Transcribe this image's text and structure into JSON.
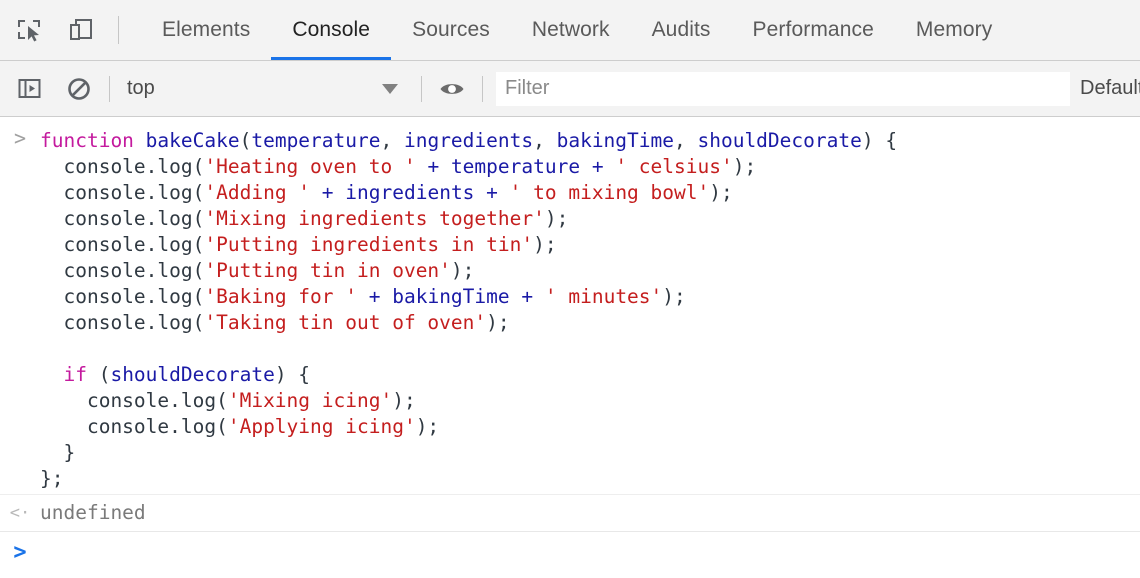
{
  "tabbar": {
    "icons": [
      {
        "name": "inspect-element-icon",
        "title": "Inspect element"
      },
      {
        "name": "device-toolbar-icon",
        "title": "Toggle device toolbar"
      }
    ],
    "tabs": [
      {
        "label": "Elements",
        "active": false
      },
      {
        "label": "Console",
        "active": true
      },
      {
        "label": "Sources",
        "active": false
      },
      {
        "label": "Network",
        "active": false
      },
      {
        "label": "Audits",
        "active": false
      },
      {
        "label": "Performance",
        "active": false
      },
      {
        "label": "Memory",
        "active": false
      }
    ],
    "active_tab": "Console",
    "active_underline_color": "#1a73e8"
  },
  "filterbar": {
    "sidebar_toggle_icon": "console-sidebar-icon",
    "clear_console_icon": "clear-console-icon",
    "context_value": "top",
    "context_caret_icon": "chevron-down-icon",
    "eye_icon": "live-expression-eye-icon",
    "filter_value": "",
    "filter_placeholder": "Filter",
    "log_levels_label": "Default"
  },
  "console": {
    "input_prompt_glyph": ">",
    "output_prompt_glyph": "<·",
    "prompt_glyph": ">",
    "input_lines": [
      [
        {
          "t": "function ",
          "c": "kw"
        },
        {
          "t": "bakeCake",
          "c": "id"
        },
        {
          "t": "(",
          "c": "pln"
        },
        {
          "t": "temperature",
          "c": "id"
        },
        {
          "t": ", ",
          "c": "pln"
        },
        {
          "t": "ingredients",
          "c": "id"
        },
        {
          "t": ", ",
          "c": "pln"
        },
        {
          "t": "bakingTime",
          "c": "id"
        },
        {
          "t": ", ",
          "c": "pln"
        },
        {
          "t": "shouldDecorate",
          "c": "id"
        },
        {
          "t": ") {",
          "c": "pln"
        }
      ],
      [
        {
          "t": "  console.log(",
          "c": "pln"
        },
        {
          "t": "'Heating oven to '",
          "c": "str"
        },
        {
          "t": " + ",
          "c": "id"
        },
        {
          "t": "temperature",
          "c": "id"
        },
        {
          "t": " + ",
          "c": "id"
        },
        {
          "t": "' celsius'",
          "c": "str"
        },
        {
          "t": ");",
          "c": "pln"
        }
      ],
      [
        {
          "t": "  console.log(",
          "c": "pln"
        },
        {
          "t": "'Adding '",
          "c": "str"
        },
        {
          "t": " + ",
          "c": "id"
        },
        {
          "t": "ingredients",
          "c": "id"
        },
        {
          "t": " + ",
          "c": "id"
        },
        {
          "t": "' to mixing bowl'",
          "c": "str"
        },
        {
          "t": ");",
          "c": "pln"
        }
      ],
      [
        {
          "t": "  console.log(",
          "c": "pln"
        },
        {
          "t": "'Mixing ingredients together'",
          "c": "str"
        },
        {
          "t": ");",
          "c": "pln"
        }
      ],
      [
        {
          "t": "  console.log(",
          "c": "pln"
        },
        {
          "t": "'Putting ingredients in tin'",
          "c": "str"
        },
        {
          "t": ");",
          "c": "pln"
        }
      ],
      [
        {
          "t": "  console.log(",
          "c": "pln"
        },
        {
          "t": "'Putting tin in oven'",
          "c": "str"
        },
        {
          "t": ");",
          "c": "pln"
        }
      ],
      [
        {
          "t": "  console.log(",
          "c": "pln"
        },
        {
          "t": "'Baking for '",
          "c": "str"
        },
        {
          "t": " + ",
          "c": "id"
        },
        {
          "t": "bakingTime",
          "c": "id"
        },
        {
          "t": " + ",
          "c": "id"
        },
        {
          "t": "' minutes'",
          "c": "str"
        },
        {
          "t": ");",
          "c": "pln"
        }
      ],
      [
        {
          "t": "  console.log(",
          "c": "pln"
        },
        {
          "t": "'Taking tin out of oven'",
          "c": "str"
        },
        {
          "t": ");",
          "c": "pln"
        }
      ],
      [
        {
          "t": "",
          "c": "pln"
        }
      ],
      [
        {
          "t": "  ",
          "c": "pln"
        },
        {
          "t": "if",
          "c": "kw"
        },
        {
          "t": " (",
          "c": "pln"
        },
        {
          "t": "shouldDecorate",
          "c": "id"
        },
        {
          "t": ") {",
          "c": "pln"
        }
      ],
      [
        {
          "t": "    console.log(",
          "c": "pln"
        },
        {
          "t": "'Mixing icing'",
          "c": "str"
        },
        {
          "t": ");",
          "c": "pln"
        }
      ],
      [
        {
          "t": "    console.log(",
          "c": "pln"
        },
        {
          "t": "'Applying icing'",
          "c": "str"
        },
        {
          "t": ");",
          "c": "pln"
        }
      ],
      [
        {
          "t": "  }",
          "c": "pln"
        }
      ],
      [
        {
          "t": "};",
          "c": "pln"
        }
      ]
    ],
    "result_value": "undefined"
  },
  "colors": {
    "keyword": "#c41a9e",
    "identifier": "#1a1aa6",
    "string": "#c41e1e",
    "plain": "#303942",
    "accent": "#1a73e8",
    "toolbar_bg": "#f3f3f3",
    "result_text": "#7a7a7a"
  }
}
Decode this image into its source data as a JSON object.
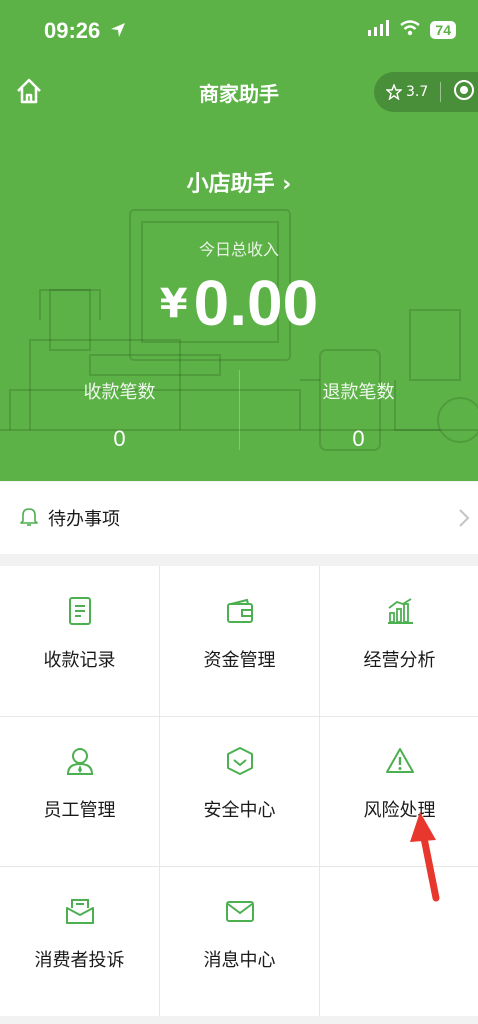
{
  "status_bar": {
    "time": "09:26",
    "battery": "74"
  },
  "nav": {
    "title": "商家助手",
    "rating": "3.7"
  },
  "shop": {
    "name": "小店助手 ›"
  },
  "income": {
    "label": "今日总收入",
    "currency": "¥",
    "amount": "0.00"
  },
  "stats": [
    {
      "label": "收款笔数",
      "value": "0"
    },
    {
      "label": "退款笔数",
      "value": "0"
    }
  ],
  "todo": {
    "label": "待办事项"
  },
  "menu": [
    {
      "label": "收款记录",
      "icon": "receipt-icon"
    },
    {
      "label": "资金管理",
      "icon": "wallet-icon"
    },
    {
      "label": "经营分析",
      "icon": "bar-chart-icon"
    },
    {
      "label": "员工管理",
      "icon": "staff-icon"
    },
    {
      "label": "安全中心",
      "icon": "shield-icon"
    },
    {
      "label": "风险处理",
      "icon": "warning-icon"
    },
    {
      "label": "消费者投诉",
      "icon": "complaint-icon"
    },
    {
      "label": "消息中心",
      "icon": "mail-icon"
    }
  ],
  "colors": {
    "brand_green": "#5cb246",
    "icon_green": "#4caf50",
    "annotation_red": "#e8372c"
  }
}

WORK TO BE COMPLETED:
From the listing above, copy all lines holding the word "name".

ANSWER TO THE EXERCISE:
        "name": "inspect-element-icon",
        "name": "device-toolbar-icon",
    "name": "小店助手 ›"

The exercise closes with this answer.